— start of Exercise data —

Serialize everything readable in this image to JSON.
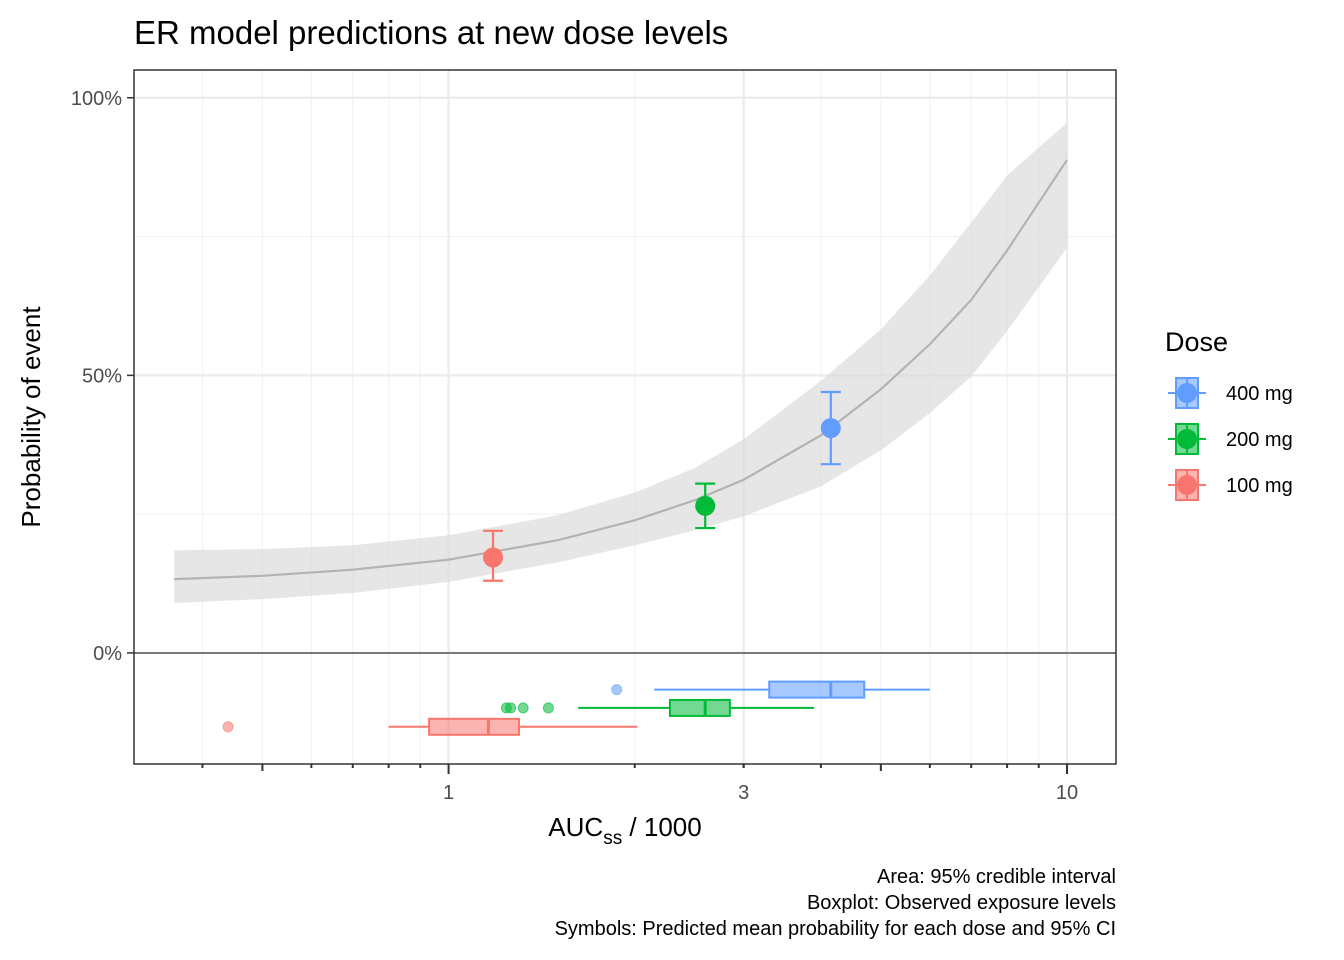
{
  "chart_data": {
    "type": "line",
    "title": "ER model predictions at new dose levels",
    "xlabel": {
      "main": "AUC",
      "sub": "ss",
      "rest": " / 1000"
    },
    "ylabel": "Probability of event",
    "x_scale": "log10",
    "xlim": [
      0.31,
      12
    ],
    "ylim": [
      -0.2,
      1.05
    ],
    "x_ticks": [
      {
        "value": 1,
        "label": "1"
      },
      {
        "value": 3,
        "label": "3"
      },
      {
        "value": 10,
        "label": "10"
      }
    ],
    "y_ticks": [
      {
        "value": 0,
        "label": "0%"
      },
      {
        "value": 0.5,
        "label": "50%"
      },
      {
        "value": 1,
        "label": "100%"
      }
    ],
    "grid": true,
    "legend": {
      "title": "Dose",
      "position": "right"
    },
    "curve": {
      "x": [
        0.36,
        0.5,
        0.7,
        1.0,
        1.5,
        2.0,
        2.5,
        3.0,
        4.0,
        5.0,
        6.0,
        7.0,
        8.0,
        10.0
      ],
      "mean": [
        0.133,
        0.139,
        0.15,
        0.168,
        0.203,
        0.239,
        0.275,
        0.312,
        0.392,
        0.475,
        0.556,
        0.636,
        0.725,
        0.888
      ],
      "lower": [
        0.09,
        0.097,
        0.108,
        0.128,
        0.163,
        0.194,
        0.221,
        0.246,
        0.3,
        0.365,
        0.432,
        0.498,
        0.58,
        0.73
      ],
      "upper": [
        0.185,
        0.187,
        0.194,
        0.212,
        0.248,
        0.289,
        0.333,
        0.385,
        0.49,
        0.583,
        0.68,
        0.775,
        0.86,
        0.955
      ]
    },
    "predictions": [
      {
        "name": "400 mg",
        "x": 4.15,
        "mean": 0.405,
        "lower": 0.34,
        "upper": 0.47
      },
      {
        "name": "200 mg",
        "x": 2.6,
        "mean": 0.265,
        "lower": 0.225,
        "upper": 0.305
      },
      {
        "name": "100 mg",
        "x": 1.18,
        "mean": 0.172,
        "lower": 0.13,
        "upper": 0.22
      }
    ],
    "exposure_boxplots": [
      {
        "name": "400 mg",
        "y": -0.066,
        "whisker_low": 2.15,
        "q1": 3.3,
        "median": 4.15,
        "q3": 4.7,
        "whisker_high": 6.0,
        "outliers": [
          1.87
        ]
      },
      {
        "name": "200 mg",
        "y": -0.099,
        "whisker_low": 1.62,
        "q1": 2.28,
        "median": 2.6,
        "q3": 2.85,
        "whisker_high": 3.9,
        "outliers": [
          1.24,
          1.26,
          1.32,
          1.45
        ]
      },
      {
        "name": "100 mg",
        "y": -0.133,
        "whisker_low": 0.8,
        "q1": 0.93,
        "median": 1.16,
        "q3": 1.3,
        "whisker_high": 2.02,
        "outliers": [
          0.44
        ]
      }
    ],
    "caption": [
      "Area: 95% credible interval",
      "Boxplot: Observed exposure levels",
      "Symbols: Predicted mean probability for each dose and 95% CI"
    ]
  },
  "colors": {
    "400 mg": "#619CFF",
    "200 mg": "#00BA38",
    "100 mg": "#F8766D",
    "ribbon": "#d9d9d9",
    "curve": "#b3b3b3",
    "grid_major": "#ebebeb",
    "grid_minor": "#f2f2f2"
  }
}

— end of Exercise data —

Count how many lines above carry the word "levels". Only the number is required.

# Final result
2